As a JW youth, were you rejected by your peers and left out of social activities?

by truthseeker 21 Replies latest jw friends

  • dinah
    dinah

    Blondie, same here.

    In my case, my father was not a jw....the kiss of death for a jw social life
  • noni1974
    noni1974

    I wanted to add I was never personally invited to any parties or gatherings. My family was but even wedding invitations came in my parents name when I was still living at home and I was the "and family" part. Congregation picnics were a normal thing around here and everyone was invited. I went to those. Sleep overs and youth parties I wasn't invited to. I can remember one that I went to that my best friend had. Other than that I never went to parties unless my family had them or a relative had them. I did hang out with a group of people who went to a bar and sang karaoke on Friday nights but that was because my friend always asked me. Not because anyone really wanted me. Every summer my family aunts and uncles and cousins went to Cedar Point. It became a congregation thing and everyone went but if it wasn't for my family arranging it every year I would not have been invited. I remember many many times I heard of parties and things that people did where I and my family weren't invited.

    I also remember one time my mom cornered a couple of girls my age and asked them why they didn't want to hang out with me. God the was embarrassing. I wished the floor would open up and swallow me. I could never look thse girls in the face again.

  • shamus100
    shamus100

    I was not really a part of congregational activities, but to be truthful, they just weren't my cup of tea. My friends were from other congregations; I think you would call me one of those 'stuck-up' kind of guys ?? I enjoyed seeing a few people out there, but frankly, I didn't try to make friends too hard because people were pretty bloody weird.

    It was more customary to have friends in outisde congregations. At the end, I used to go to clubs anyways. Pretty heavy demonism, eh?

  • truthseeker
    truthseeker

    WingCommander,

    I'm sorry you had to experience what I did - it seems many here have been neglected. My family weren't invited to much either, because they weren't in the clique of pioneers or elders.

    I remember once when the congregation youths organised bowling for a Friday evening. I knew nothing about it until the next day in field service, I'm working with an older brother who asks, "so, Truthseeker, did you go bowling yesterday?"

========

ACTIONS TO TAKE.
1 > In the forum thread about young Jehovah's Witnesses being left out, where did noni1974's family go every summer?
2 > Carry on the forum thread about young Jehovah's Witnesses being left out, picking up right after its last sentence.

========

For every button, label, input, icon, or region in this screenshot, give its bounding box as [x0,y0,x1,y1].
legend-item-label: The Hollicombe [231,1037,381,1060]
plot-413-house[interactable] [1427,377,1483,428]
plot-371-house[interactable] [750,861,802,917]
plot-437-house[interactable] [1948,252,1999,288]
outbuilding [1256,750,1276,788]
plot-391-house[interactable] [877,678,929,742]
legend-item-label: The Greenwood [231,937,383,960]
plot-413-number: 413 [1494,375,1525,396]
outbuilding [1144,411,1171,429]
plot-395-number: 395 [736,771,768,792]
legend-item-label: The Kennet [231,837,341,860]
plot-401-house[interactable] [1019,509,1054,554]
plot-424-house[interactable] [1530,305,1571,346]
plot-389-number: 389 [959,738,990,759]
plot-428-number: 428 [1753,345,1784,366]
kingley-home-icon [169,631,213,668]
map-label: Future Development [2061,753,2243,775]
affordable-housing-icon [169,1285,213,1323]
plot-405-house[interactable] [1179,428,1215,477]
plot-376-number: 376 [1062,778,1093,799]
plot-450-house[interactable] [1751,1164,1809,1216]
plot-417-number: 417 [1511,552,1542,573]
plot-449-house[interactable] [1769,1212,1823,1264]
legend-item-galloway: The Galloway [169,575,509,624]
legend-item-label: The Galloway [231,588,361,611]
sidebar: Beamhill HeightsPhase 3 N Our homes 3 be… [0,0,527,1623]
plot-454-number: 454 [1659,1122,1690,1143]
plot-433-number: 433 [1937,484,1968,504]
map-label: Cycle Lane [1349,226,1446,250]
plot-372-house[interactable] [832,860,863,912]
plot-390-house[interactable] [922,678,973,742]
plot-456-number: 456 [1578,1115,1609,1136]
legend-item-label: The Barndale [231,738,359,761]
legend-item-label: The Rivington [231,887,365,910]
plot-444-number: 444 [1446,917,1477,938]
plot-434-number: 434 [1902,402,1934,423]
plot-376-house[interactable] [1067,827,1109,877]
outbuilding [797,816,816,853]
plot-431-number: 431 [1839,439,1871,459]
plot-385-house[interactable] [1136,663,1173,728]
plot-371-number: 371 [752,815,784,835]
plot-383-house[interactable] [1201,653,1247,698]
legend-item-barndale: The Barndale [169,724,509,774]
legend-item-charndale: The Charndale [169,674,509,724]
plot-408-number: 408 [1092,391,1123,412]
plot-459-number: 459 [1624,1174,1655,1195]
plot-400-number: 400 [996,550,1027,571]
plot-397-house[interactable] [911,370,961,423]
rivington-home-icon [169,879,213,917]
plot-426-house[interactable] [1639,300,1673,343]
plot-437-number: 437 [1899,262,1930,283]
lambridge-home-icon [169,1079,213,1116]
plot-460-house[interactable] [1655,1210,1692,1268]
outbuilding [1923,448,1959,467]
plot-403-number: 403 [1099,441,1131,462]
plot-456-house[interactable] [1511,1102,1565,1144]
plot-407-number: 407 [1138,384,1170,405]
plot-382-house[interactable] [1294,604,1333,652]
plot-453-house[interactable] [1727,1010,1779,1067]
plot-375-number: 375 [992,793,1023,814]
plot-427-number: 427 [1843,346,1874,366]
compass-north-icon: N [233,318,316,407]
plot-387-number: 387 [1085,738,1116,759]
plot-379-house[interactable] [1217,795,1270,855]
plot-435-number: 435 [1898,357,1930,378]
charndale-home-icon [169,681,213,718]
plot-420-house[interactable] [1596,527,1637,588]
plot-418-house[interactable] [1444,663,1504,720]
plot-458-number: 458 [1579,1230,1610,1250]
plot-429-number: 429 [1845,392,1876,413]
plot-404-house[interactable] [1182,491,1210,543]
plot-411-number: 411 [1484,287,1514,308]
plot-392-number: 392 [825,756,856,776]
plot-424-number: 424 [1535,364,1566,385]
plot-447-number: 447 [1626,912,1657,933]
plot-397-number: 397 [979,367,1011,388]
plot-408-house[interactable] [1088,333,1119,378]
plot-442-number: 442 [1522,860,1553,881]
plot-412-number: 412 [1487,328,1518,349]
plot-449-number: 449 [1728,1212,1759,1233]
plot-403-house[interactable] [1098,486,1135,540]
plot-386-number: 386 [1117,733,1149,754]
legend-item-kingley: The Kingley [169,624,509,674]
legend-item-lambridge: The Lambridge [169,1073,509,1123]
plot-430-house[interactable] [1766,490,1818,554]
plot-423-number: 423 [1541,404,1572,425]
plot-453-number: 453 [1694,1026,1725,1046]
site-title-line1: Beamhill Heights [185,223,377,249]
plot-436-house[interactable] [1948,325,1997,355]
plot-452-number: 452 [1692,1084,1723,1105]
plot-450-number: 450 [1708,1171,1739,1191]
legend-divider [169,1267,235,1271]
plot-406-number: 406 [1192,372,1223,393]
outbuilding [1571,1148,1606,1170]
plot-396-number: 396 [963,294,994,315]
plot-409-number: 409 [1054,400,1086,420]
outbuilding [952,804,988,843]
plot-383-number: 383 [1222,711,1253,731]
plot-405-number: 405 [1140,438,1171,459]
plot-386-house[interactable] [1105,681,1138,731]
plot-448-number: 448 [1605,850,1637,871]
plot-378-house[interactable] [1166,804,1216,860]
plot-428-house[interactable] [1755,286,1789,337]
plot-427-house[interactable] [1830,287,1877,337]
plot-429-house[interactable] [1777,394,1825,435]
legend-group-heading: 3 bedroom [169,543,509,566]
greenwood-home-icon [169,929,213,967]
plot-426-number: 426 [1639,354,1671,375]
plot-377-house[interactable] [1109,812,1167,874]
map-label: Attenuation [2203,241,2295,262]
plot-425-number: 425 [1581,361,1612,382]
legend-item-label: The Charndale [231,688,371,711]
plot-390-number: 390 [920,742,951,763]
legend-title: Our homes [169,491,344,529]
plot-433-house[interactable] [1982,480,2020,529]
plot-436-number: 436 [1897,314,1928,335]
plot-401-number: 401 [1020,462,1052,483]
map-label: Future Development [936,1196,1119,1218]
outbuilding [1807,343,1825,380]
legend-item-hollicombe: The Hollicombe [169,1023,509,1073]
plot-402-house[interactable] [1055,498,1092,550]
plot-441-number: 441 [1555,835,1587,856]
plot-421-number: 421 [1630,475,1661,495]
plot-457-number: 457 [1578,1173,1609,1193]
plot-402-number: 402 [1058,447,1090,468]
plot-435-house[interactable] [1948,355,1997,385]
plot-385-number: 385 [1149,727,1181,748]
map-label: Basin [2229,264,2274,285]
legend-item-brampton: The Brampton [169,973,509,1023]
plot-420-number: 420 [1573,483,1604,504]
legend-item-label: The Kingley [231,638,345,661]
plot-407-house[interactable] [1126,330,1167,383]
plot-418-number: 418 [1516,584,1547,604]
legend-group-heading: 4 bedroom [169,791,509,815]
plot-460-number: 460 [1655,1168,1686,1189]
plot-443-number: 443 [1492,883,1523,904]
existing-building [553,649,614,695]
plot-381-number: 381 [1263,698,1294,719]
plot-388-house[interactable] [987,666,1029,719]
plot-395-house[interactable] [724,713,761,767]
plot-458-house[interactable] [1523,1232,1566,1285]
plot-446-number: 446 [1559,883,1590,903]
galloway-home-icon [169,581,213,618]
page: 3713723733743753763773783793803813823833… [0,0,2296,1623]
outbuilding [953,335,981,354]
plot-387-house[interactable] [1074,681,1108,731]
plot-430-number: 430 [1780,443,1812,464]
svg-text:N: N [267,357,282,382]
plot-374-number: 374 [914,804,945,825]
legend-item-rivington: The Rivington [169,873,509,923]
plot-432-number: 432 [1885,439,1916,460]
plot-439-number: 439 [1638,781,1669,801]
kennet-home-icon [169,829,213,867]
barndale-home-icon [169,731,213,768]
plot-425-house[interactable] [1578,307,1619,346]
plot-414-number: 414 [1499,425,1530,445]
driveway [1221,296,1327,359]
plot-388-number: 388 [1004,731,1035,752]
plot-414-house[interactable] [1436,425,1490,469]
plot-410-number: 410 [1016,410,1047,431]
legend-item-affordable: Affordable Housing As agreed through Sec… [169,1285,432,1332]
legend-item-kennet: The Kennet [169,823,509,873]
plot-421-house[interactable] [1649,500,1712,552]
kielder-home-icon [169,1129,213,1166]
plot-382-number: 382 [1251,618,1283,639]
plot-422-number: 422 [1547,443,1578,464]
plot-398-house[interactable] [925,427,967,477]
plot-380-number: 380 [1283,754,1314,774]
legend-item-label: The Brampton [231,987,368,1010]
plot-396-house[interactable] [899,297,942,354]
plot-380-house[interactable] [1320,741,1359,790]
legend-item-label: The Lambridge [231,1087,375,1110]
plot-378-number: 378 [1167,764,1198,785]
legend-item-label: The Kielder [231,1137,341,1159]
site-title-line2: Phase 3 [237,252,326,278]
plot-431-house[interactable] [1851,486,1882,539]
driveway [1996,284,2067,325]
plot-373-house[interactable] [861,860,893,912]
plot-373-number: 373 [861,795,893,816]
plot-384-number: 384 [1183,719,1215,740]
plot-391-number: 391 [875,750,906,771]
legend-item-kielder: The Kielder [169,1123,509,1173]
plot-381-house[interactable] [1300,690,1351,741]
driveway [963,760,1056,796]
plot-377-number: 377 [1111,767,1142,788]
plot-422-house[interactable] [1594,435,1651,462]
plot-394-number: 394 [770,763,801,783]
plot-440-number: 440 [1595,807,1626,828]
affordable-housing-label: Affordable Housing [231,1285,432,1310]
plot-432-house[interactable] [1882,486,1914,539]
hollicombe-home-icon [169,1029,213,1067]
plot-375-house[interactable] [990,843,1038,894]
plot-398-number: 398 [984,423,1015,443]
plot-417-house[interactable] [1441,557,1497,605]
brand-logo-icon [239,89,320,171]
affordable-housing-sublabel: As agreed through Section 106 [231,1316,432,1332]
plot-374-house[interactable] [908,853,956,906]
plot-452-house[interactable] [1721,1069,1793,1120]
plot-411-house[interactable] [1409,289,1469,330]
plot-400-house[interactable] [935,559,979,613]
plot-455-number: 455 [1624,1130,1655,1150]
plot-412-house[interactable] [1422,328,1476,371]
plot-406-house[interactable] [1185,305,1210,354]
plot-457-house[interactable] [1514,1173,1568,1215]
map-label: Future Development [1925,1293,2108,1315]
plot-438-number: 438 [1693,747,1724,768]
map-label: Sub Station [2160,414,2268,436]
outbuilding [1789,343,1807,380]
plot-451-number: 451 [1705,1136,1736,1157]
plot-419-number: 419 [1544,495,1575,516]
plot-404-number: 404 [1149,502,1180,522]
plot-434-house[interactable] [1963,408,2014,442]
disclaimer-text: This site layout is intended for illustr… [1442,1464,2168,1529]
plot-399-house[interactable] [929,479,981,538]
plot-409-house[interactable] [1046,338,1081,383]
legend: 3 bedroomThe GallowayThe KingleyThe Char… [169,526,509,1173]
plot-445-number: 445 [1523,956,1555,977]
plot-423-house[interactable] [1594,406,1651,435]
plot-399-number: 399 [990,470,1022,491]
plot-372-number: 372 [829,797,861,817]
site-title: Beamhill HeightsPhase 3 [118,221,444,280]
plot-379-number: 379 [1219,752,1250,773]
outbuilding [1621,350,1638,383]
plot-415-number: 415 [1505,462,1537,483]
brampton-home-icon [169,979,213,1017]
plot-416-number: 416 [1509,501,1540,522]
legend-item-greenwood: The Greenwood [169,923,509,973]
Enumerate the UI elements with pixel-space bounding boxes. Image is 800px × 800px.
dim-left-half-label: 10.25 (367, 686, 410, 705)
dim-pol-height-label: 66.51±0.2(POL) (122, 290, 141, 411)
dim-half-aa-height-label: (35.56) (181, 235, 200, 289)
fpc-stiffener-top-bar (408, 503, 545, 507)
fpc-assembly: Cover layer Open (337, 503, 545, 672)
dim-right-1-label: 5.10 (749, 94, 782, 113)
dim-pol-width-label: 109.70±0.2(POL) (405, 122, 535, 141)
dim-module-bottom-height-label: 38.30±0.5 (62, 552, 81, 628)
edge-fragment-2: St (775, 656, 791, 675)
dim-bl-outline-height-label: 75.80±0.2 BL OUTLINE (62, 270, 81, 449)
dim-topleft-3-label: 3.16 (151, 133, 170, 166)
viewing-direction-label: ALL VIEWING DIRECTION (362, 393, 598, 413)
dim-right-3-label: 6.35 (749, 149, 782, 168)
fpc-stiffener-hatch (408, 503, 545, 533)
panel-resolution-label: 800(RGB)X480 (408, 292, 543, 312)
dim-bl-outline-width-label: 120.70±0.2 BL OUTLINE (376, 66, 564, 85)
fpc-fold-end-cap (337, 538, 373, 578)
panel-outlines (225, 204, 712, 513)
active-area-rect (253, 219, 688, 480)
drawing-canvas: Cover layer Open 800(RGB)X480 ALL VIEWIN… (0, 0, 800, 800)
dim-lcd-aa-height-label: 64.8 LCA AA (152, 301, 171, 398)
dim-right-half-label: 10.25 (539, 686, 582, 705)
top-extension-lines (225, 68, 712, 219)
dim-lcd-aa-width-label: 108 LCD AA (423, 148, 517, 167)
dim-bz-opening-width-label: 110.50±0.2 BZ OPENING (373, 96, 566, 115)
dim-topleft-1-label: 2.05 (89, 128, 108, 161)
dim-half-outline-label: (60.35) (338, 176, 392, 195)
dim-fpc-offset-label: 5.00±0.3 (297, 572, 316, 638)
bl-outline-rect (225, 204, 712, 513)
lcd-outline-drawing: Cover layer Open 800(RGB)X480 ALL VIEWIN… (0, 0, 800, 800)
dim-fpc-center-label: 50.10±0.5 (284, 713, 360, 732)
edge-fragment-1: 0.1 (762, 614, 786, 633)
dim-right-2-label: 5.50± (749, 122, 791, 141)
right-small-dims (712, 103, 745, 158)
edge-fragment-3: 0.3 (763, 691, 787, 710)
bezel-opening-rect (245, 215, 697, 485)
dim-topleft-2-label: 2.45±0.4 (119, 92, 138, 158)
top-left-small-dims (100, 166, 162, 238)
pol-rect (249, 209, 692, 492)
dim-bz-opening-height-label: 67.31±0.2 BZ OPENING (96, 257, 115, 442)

========

EXERCISE RESULTS.
1 > Cedar Point

2 >
    I was absolutely livid - I was the only JW youth who was not invited. It was one of the very, very few events when the whole JW youth of the congregation actually did something together, because usually it was just cliques doing their own thing.

    Years later, I was working with an elder in the ministry whose daughter has now left the org, and he asked me, "Truthseeker, why do you think the young ones have such a hard time in the congregation?"

    I told him that they didn't like each other, that they all did their own thing, and perhaps more importantly, they have no shared history with each other, so on the rare occasions when they do hang out they have nothing to talk about.

    "I was a complete loner at the Kingdom Hall. None of the others my age would talk to me. I was not nerdy looking, I was actually handsome if I say so myself! At school, often times they were WORSE then the so-called "worldly" kids, and it absolutely disgusted me. Combine that with seeing them at the Kingdom Hall acting all pious and righteous and I could just about hurl. I pretty much up and faded when I got a life and career at age 17-18. No one from the KH cared. No one missed me. In the past 10 years my entire JW family has died, and they didn't so much as send a card to me, no one!

    This was my experience too, I was a loner but not by choice. There were rumors going round about my mental health and no one wanted to have anything to do with me. I was regular in service, but a low hour publisher, I commented at meetings, I did the microphone duty, I took the meeting tapes to the elderly and infirm who couldn't be present, yet I wasn't good enough for my peers and had no connection with them.

    There were two brothers in my old hall who were regular pioneers - ironically, one of them was bullied at school for being a JW and was ignored by his peers in the congregation. We never got on particularly well, we went to different schools - I sometimes think if we had gone to the same school, we could have been good friends and could have both dealt with the bullying easier.

    After he got accepted to Pioneer School, he started making friends, they used to visit our hall and since then he became a different person. He matured but never gave one iota to the position I was in. He made friends with a brother who came into the truth and the pair of them organized every social activity for the youth in the hall. I was always excluded. Heck, they even invited my younger brother to go out with them while ignoring me.

    A couple of years before I left that congregation, an elder who knew our hall was having problems with its youth gave a local needs talk. After the meeting, this brother who had gone on to Pioneer school invited me to a video evening, as they were called then. I had been to a few of these but they all ended up being the same - we would watch the movie and afterwards people would talk amongst themselves, but because none of these people liked me or associated with me there would be moments of awkwardness on my part where I wish my ride home could have come sooner.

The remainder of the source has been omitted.